#### Recorded data:
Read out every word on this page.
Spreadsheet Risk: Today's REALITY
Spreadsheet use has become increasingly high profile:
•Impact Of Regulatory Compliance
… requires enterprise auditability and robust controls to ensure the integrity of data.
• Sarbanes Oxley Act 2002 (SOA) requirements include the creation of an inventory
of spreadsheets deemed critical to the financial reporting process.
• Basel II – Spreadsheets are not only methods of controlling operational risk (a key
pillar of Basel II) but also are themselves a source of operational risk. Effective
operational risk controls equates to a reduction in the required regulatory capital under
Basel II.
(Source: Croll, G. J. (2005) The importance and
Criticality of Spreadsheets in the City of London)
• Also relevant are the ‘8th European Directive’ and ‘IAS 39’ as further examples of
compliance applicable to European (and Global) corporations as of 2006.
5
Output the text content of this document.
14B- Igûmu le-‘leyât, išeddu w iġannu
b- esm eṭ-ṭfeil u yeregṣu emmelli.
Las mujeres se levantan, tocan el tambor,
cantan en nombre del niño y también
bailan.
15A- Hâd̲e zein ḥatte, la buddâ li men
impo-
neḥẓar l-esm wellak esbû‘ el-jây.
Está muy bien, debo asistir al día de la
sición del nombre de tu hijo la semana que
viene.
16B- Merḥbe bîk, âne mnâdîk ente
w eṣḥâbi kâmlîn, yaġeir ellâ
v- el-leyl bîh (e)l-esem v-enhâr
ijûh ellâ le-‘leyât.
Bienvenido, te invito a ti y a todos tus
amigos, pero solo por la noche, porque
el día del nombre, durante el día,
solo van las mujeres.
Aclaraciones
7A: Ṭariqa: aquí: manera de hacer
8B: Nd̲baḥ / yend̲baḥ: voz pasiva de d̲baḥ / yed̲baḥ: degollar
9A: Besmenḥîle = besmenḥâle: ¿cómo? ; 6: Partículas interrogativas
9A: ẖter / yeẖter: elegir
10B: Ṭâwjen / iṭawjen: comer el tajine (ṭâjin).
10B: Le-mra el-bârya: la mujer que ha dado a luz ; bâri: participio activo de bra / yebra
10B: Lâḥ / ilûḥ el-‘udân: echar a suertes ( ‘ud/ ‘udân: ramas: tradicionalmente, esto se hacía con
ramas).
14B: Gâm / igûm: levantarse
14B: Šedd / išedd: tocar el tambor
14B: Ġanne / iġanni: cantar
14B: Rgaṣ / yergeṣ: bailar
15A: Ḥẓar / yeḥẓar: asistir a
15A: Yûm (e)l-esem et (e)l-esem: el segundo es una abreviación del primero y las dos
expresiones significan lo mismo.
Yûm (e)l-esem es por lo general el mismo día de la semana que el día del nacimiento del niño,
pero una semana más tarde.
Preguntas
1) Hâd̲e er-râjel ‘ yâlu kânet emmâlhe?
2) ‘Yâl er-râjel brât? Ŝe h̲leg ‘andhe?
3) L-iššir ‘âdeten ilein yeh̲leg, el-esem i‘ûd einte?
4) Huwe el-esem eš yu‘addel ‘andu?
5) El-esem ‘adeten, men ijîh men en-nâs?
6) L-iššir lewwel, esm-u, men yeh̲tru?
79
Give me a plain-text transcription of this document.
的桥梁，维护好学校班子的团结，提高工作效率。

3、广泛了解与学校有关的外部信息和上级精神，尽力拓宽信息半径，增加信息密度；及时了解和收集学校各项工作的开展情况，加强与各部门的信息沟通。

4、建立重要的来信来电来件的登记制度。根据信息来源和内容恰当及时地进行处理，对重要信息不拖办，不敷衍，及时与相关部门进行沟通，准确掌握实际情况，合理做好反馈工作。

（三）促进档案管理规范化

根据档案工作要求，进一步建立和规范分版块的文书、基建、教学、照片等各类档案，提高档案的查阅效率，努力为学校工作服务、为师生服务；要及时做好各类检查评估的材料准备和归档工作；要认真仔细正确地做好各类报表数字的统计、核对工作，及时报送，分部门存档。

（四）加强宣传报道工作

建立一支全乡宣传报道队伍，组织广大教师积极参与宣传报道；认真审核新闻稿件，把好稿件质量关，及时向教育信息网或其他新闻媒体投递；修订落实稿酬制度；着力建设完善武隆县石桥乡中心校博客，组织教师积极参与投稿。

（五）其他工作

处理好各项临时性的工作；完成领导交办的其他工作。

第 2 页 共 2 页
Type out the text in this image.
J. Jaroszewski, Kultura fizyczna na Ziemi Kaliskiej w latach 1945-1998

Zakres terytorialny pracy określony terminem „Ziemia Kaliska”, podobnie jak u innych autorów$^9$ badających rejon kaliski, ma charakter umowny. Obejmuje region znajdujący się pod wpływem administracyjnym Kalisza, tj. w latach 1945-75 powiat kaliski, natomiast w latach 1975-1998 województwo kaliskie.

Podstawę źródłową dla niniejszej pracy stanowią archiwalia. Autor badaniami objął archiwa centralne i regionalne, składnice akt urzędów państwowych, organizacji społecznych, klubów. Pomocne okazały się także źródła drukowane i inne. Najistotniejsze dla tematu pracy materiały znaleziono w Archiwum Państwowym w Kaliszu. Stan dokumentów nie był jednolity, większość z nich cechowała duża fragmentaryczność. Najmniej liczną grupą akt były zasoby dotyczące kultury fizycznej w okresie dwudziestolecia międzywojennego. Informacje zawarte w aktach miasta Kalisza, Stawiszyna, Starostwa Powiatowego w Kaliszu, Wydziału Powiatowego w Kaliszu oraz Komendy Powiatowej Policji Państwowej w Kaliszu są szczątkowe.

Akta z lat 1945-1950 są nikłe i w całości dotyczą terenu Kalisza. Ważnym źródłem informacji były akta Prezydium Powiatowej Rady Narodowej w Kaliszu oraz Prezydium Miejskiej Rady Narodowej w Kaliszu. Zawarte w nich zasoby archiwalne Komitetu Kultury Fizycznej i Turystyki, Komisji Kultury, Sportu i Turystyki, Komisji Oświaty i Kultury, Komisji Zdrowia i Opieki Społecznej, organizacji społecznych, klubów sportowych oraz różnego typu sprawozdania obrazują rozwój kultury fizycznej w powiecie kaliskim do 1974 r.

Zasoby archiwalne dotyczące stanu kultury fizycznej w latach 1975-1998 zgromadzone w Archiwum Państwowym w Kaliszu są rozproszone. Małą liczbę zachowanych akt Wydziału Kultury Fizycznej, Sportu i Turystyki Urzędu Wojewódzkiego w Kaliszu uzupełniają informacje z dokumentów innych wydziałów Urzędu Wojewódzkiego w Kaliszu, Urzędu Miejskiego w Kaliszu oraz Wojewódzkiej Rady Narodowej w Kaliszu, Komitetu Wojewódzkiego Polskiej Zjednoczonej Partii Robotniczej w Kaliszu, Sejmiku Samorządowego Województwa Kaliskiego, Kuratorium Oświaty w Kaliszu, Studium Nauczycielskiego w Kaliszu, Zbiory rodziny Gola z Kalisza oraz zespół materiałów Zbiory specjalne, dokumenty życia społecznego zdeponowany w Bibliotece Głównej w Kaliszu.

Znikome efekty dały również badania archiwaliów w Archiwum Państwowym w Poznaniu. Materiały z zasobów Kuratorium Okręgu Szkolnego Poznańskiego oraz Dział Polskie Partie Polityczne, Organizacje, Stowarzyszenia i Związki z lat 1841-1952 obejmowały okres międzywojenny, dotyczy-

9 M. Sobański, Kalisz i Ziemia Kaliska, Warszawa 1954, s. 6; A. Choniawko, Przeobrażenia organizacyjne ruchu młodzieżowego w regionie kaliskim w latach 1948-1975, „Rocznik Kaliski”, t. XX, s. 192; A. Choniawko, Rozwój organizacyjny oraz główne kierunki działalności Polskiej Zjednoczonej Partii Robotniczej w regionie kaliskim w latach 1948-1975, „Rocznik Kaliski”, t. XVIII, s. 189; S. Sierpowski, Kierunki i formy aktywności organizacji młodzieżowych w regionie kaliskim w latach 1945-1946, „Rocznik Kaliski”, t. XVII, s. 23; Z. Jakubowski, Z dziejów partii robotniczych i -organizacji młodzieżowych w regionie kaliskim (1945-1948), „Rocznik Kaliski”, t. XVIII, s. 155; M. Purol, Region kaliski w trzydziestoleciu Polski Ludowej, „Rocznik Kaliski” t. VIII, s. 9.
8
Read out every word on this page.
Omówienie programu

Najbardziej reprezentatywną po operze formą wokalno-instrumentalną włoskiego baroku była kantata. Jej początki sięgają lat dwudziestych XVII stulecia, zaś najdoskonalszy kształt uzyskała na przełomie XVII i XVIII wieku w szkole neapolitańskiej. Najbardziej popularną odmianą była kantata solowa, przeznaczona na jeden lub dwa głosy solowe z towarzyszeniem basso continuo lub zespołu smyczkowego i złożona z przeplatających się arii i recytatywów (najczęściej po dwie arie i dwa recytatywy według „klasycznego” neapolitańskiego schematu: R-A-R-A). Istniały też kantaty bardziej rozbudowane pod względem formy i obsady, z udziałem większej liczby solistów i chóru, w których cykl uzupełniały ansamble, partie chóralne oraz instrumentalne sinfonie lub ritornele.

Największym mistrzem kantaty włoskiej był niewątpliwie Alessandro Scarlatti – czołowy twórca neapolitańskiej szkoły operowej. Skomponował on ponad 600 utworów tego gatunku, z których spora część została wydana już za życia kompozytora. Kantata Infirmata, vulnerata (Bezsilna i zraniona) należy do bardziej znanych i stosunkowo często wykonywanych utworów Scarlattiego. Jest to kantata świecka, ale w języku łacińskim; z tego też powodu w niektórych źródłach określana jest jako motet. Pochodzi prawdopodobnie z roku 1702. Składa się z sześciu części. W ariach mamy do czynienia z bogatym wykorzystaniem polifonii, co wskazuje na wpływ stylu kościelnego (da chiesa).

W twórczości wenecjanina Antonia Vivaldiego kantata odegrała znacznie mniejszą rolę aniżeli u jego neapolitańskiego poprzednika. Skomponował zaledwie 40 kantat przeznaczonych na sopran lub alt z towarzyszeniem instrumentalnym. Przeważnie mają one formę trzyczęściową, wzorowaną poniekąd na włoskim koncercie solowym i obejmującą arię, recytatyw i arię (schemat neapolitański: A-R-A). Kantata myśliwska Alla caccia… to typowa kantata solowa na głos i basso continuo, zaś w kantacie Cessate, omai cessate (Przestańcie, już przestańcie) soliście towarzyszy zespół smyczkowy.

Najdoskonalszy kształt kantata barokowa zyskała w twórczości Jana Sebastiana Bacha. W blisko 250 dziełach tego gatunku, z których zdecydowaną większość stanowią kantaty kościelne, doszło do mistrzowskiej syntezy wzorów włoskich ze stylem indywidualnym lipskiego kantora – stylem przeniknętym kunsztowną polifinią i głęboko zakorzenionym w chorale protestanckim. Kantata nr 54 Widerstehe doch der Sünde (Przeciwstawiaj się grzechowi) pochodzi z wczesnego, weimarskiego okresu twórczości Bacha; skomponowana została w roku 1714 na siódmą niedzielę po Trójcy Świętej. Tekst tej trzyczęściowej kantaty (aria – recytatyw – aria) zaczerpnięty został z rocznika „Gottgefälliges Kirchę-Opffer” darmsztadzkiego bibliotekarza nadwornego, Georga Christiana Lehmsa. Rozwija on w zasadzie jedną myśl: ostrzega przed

#### OBJECTIVE:
Check every line of the data, and copy the ones that contain "leyât".

#### EXERCISE RESULT:
14B- Igûmu le-‘leyât, išeddu w iġannu
ijûh ellâ le-‘leyât.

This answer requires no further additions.